Saved entries
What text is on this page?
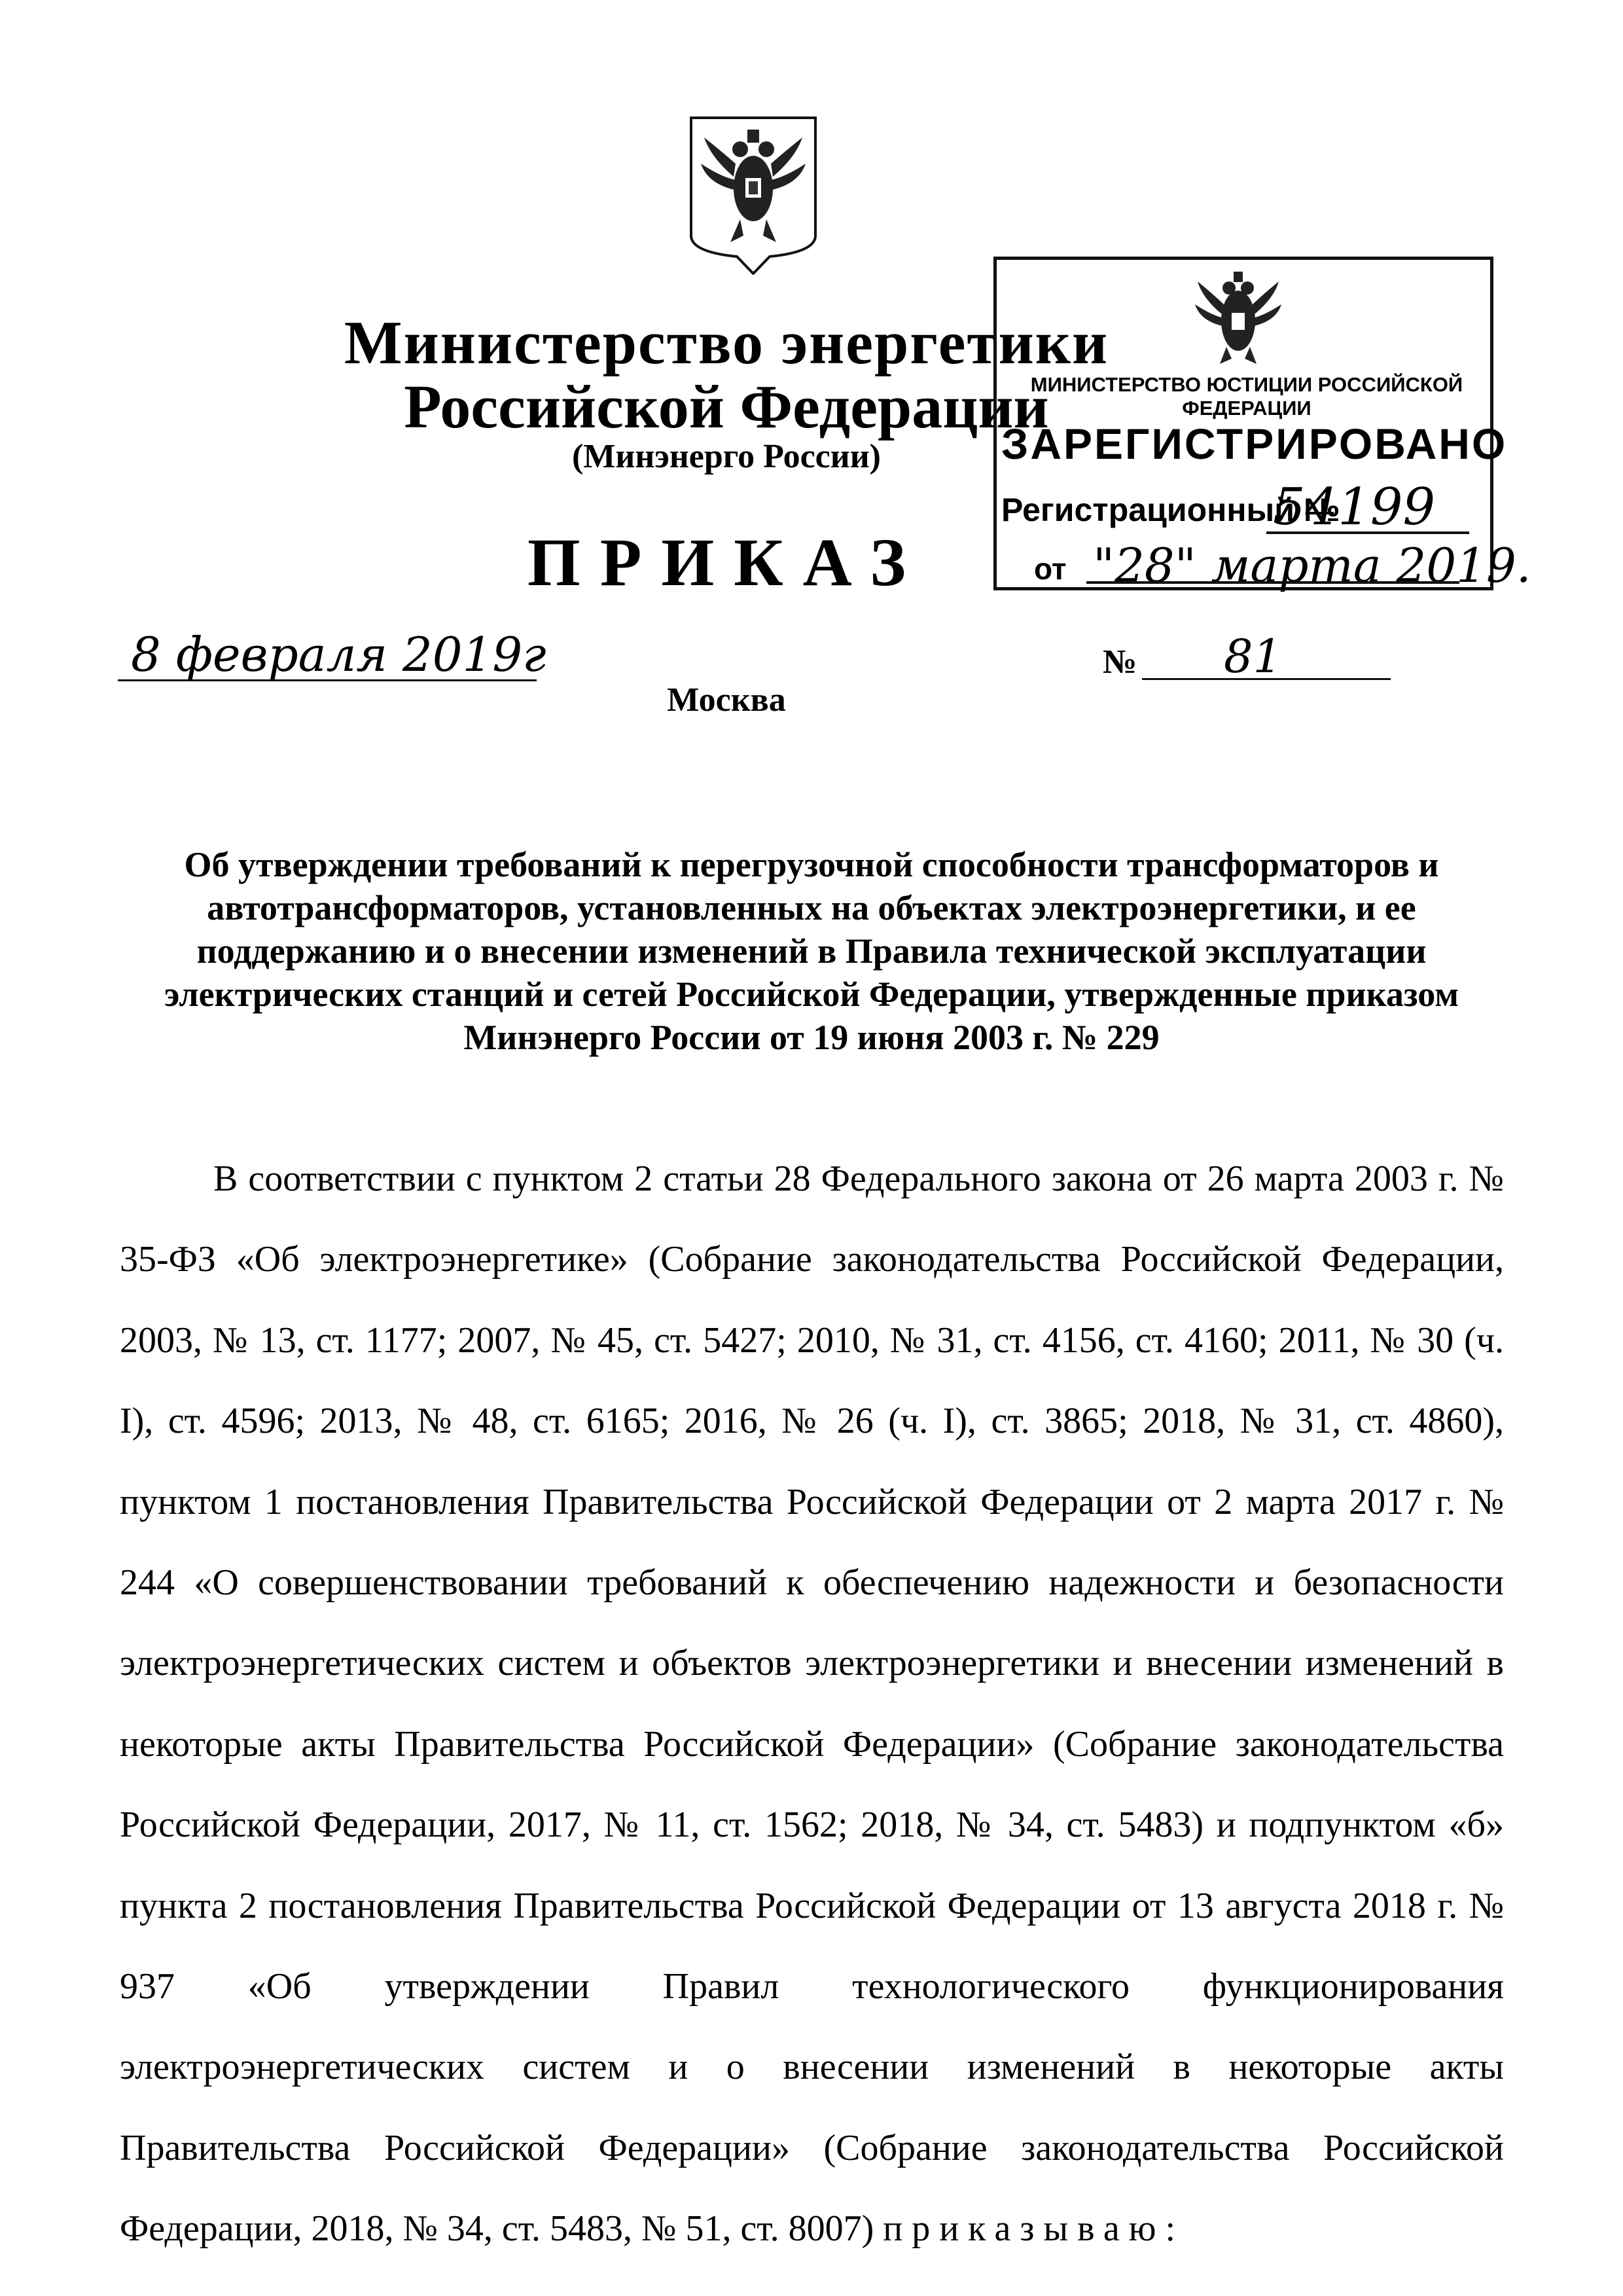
Министерство энергетики
Российской Федерации
(Минэнерго России)
МИНИСТЕРСТВО ЮСТИЦИИ РОССИЙСКОЙ ФЕДЕРАЦИИ
ЗАРЕГИСТРИРОВАНО
Регистрационный №
54199
от "28" марта 2019.
ПРИКАЗ
8 февраля 2019г	№ 81
Москва
Об утверждении требований к перегрузочной способности трансформаторов и автотрансформаторов, установленных на объектах электроэнергетики, и ее поддержанию и о внесении изменений в Правила технической эксплуатации электрических станций и сетей Российской Федерации, утвержденные приказом Минэнерго России от 19 июня 2003 г. № 229
В соответствии с пунктом 2 статьи 28 Федерального закона от 26 марта 2003 г. № 35-ФЗ «Об электроэнергетике» (Собрание законодательства Российской Федерации, 2003, № 13, ст. 1177; 2007, № 45, ст. 5427; 2010, № 31, ст. 4156, ст. 4160; 2011, № 30 (ч. I), ст. 4596; 2013, № 48, ст. 6165; 2016, № 26 (ч. I), ст. 3865; 2018, № 31, ст. 4860), пунктом 1 постановления Правительства Российской Федерации от 2 марта 2017 г. № 244 «О совершенствовании требований к обеспечению надежности и безопасности электроэнергетических систем и объектов электроэнергетики и внесении изменений в некоторые акты Правительства Российской Федерации» (Собрание законодательства Российской Федерации, 2017, № 11, ст. 1562; 2018, № 34, ст. 5483) и подпунктом «б» пункта 2 постановления Правительства Российской Федерации от 13 августа 2018 г. № 937 «Об утверждении Правил технологического функционирования электроэнергетических систем и о внесении изменений в некоторые акты Правительства Российской Федерации» (Собрание законодательства Российской Федерации, 2018, № 34, ст. 5483, № 51, ст. 8007) приказываю:
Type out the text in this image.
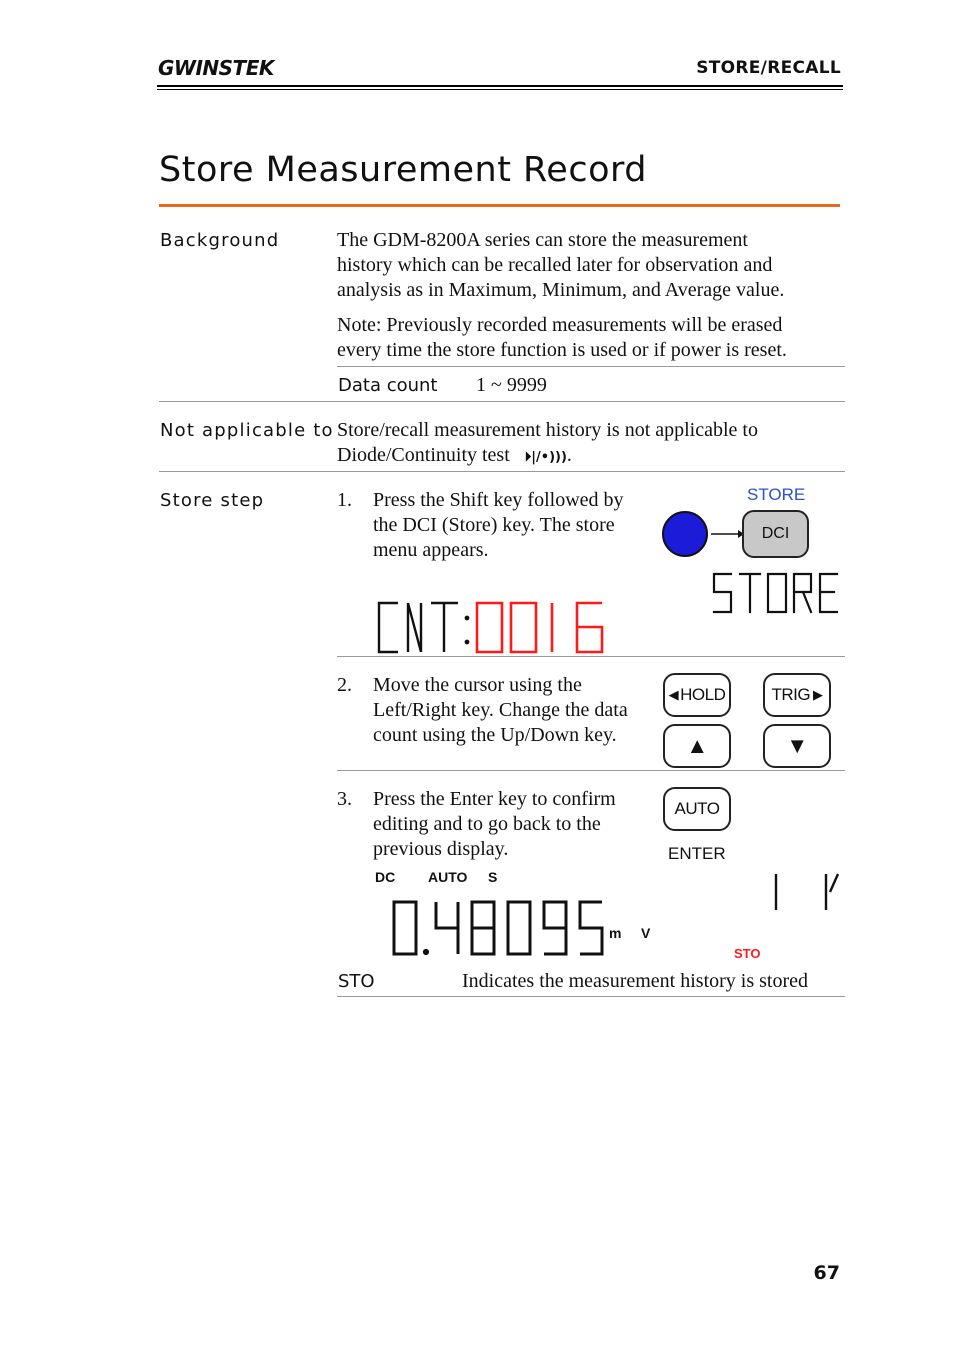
GWINSTEK	STORE/RECALL
Store Measurement Record
Background	The GDM-8200A series can store the measurement
history which can be recalled later for observation and
analysis as in Maximum, Minimum, and Average value.
Note: Previously recorded measurements will be erased
every time the store function is used or if power is reset.
Data count 1 ~ 9999
Not applicable to Store/recall measurement history is not applicable to
Diode/Continuity test ⏵|/•))).
Store step	1. Press the Shift key followed by
the DCI (Store) key. The store
menu appears.
STORE
DCI
2. Move the cursor using the
Left/Right key. Change the data
count using the Up/Down key.
◀ HOLD	TRIG ▶
▲	▼
3. Press the Enter key to confirm
editing and to go back to the
previous display.
AUTO
ENTER
DC AUTO S
m V
STO
STO	Indicates the measurement history is stored
67
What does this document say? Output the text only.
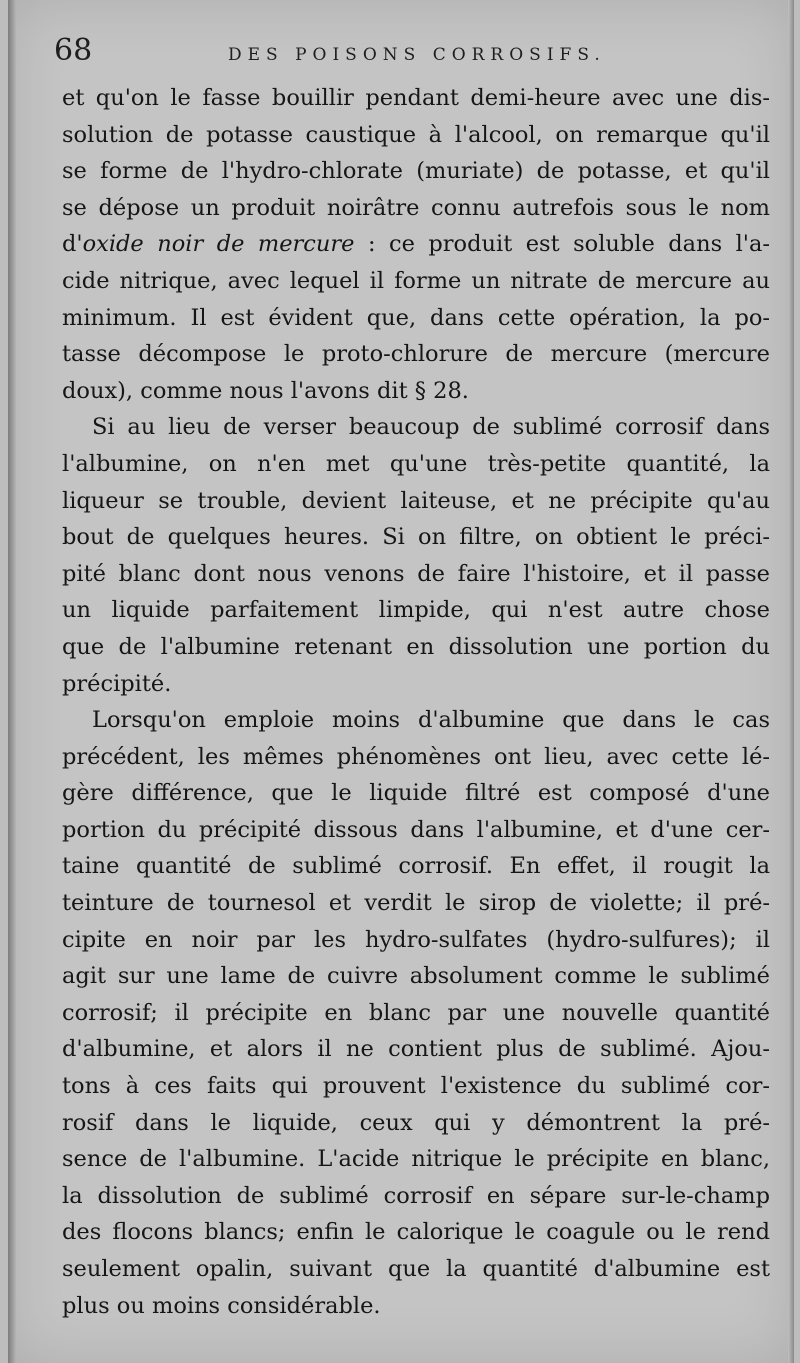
68	DES POISONS CORROSIFS.
et qu'on le fasse bouillir pendant demi-heure avec une dis-
solution de potasse caustique à l'alcool, on remarque qu'il
se forme de l'hydro-chlorate (muriate) de potasse, et qu'il
se dépose un produit noirâtre connu autrefois sous le nom
d'oxide noir de mercure : ce produit est soluble dans l'a-
cide nitrique, avec lequel il forme un nitrate de mercure au
minimum. Il est évident que, dans cette opération, la po-
tasse décompose le proto-chlorure de mercure (mercure
doux), comme nous l'avons dit § 28.
Si au lieu de verser beaucoup de sublimé corrosif dans
l'albumine, on n'en met qu'une très-petite quantité, la
liqueur se trouble, devient laiteuse, et ne précipite qu'au
bout de quelques heures. Si on filtre, on obtient le préci-
pité blanc dont nous venons de faire l'histoire, et il passe
un liquide parfaitement limpide, qui n'est autre chose
que de l'albumine retenant en dissolution une portion du
précipité.
Lorsqu'on emploie moins d'albumine que dans le cas
précédent, les mêmes phénomènes ont lieu, avec cette lé-
gère différence, que le liquide filtré est composé d'une
portion du précipité dissous dans l'albumine, et d'une cer-
taine quantité de sublimé corrosif. En effet, il rougit la
teinture de tournesol et verdit le sirop de violette; il pré-
cipite en noir par les hydro-sulfates (hydro-sulfures); il
agit sur une lame de cuivre absolument comme le sublimé
corrosif; il précipite en blanc par une nouvelle quantité
d'albumine, et alors il ne contient plus de sublimé. Ajou-
tons à ces faits qui prouvent l'existence du sublimé cor-
rosif dans le liquide, ceux qui y démontrent la pré-
sence de l'albumine. L'acide nitrique le précipite en blanc,
la dissolution de sublimé corrosif en sépare sur-le-champ
des flocons blancs; enfin le calorique le coagule ou le rend
seulement opalin, suivant que la quantité d'albumine est
plus ou moins considérable.
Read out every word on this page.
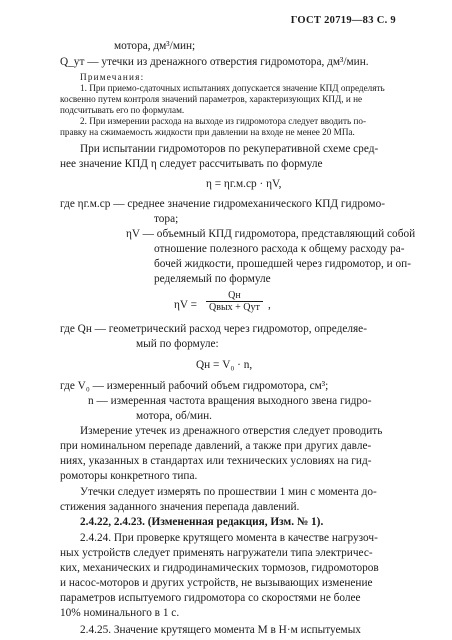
ГОСТ 20719—83 С. 9
мотора, дм³/мин;
Q_ут — утечки из дренажного отверстия гидромотора, дм³/мин.
Примечания:
1. При приемо-сдаточных испытаниях допускается значение КПД определять
косвенно путем контроля значений параметров, характеризующих КПД, и не
подсчитывать его по формулам.
2. При измерении расхода на выходе из гидромотора следует вводить по-
правку на сжимаемость жидкости при давлении на входе не менее 20 МПа.
При испытании гидромоторов по рекуперативной схеме сред-
нее значение КПД η следует рассчитывать по формуле
η = ηг.м.ср · ηV,
где ηг.м.ср — среднее значение гидромеханического КПД гидромо-
тора;
ηV — объемный КПД гидромотора, представляющий собой
отношение полезного расхода к общему расходу ра-
бочей жидкости, прошедшей через гидромотор, и оп-
ределяемый по формуле
ηV =
Qн
Qвых + Qут ,
где Qн — геометрический расход через гидромотор, определяе-
мый по формуле:
Qн = V₀ · n,
где V₀ — измеренный рабочий объем гидромотора, см³;
n — измеренная частота вращения выходного звена гидро-
мотора, об/мин.
Измерение утечек из дренажного отверстия следует проводить
при номинальном перепаде давлений, а также при других давле-
ниях, указанных в стандартах или технических условиях на гид-
ромоторы конкретного типа.
Утечки следует измерять по прошествии 1 мин с момента до-
стижения заданного значения перепада давлений.
2.4.22, 2.4.23. (Измененная редакция, Изм. № 1).
2.4.24. При проверке крутящего момента в качестве нагрузоч-
ных устройств следует применять нагружатели типа электричес-
ких, механических и гидродинамических тормозов, гидромоторов
и насос-моторов и других устройств, не вызывающих изменение
параметров испытуемого гидромотора со скоростями не более
10% номинального в 1 с.
2.4.25. Значение крутящего момента M в Н·м испытуемых
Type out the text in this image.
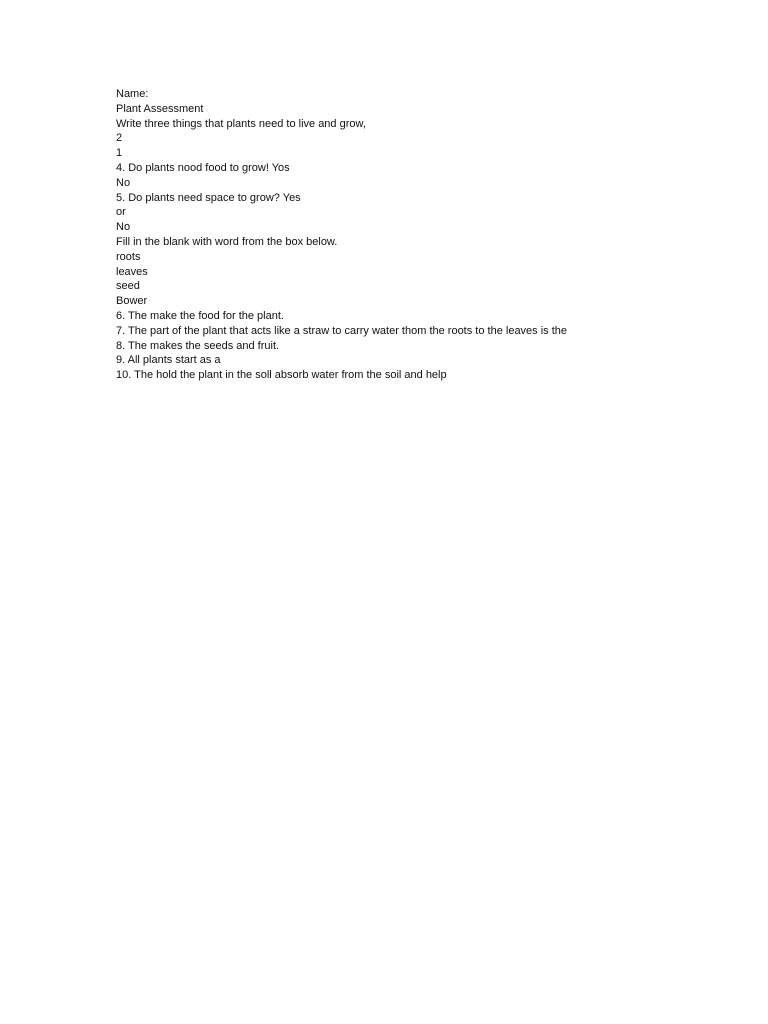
Name:
Plant Assessment
Write three things that plants need to live and grow,
2
1
4. Do plants nood food to grow! Yos
No
5. Do plants need space to grow? Yes
or
No
Fill in the blank with word from the box below.
roots
leaves
seed
Bower
6. The make the food for the plant.
7. The part of the plant that acts like a straw to carry water thom the roots to the leaves is the
8. The makes the seeds and fruit.
9. All plants start as a
10. The hold the plant in the soll absorb water from the soil and help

● **What the task asks**
Copy all lines from the material that contain "следует".

● **Result below**
2. При измерении расхода на выходе из гидромотора следует вводить по-
нее значение КПД η следует рассчитывать по формуле
Измерение утечек из дренажного отверстия следует проводить
Утечки следует измерять по прошествии 1 мин с момента до-
ных устройств следует применять нагружатели типа электричес-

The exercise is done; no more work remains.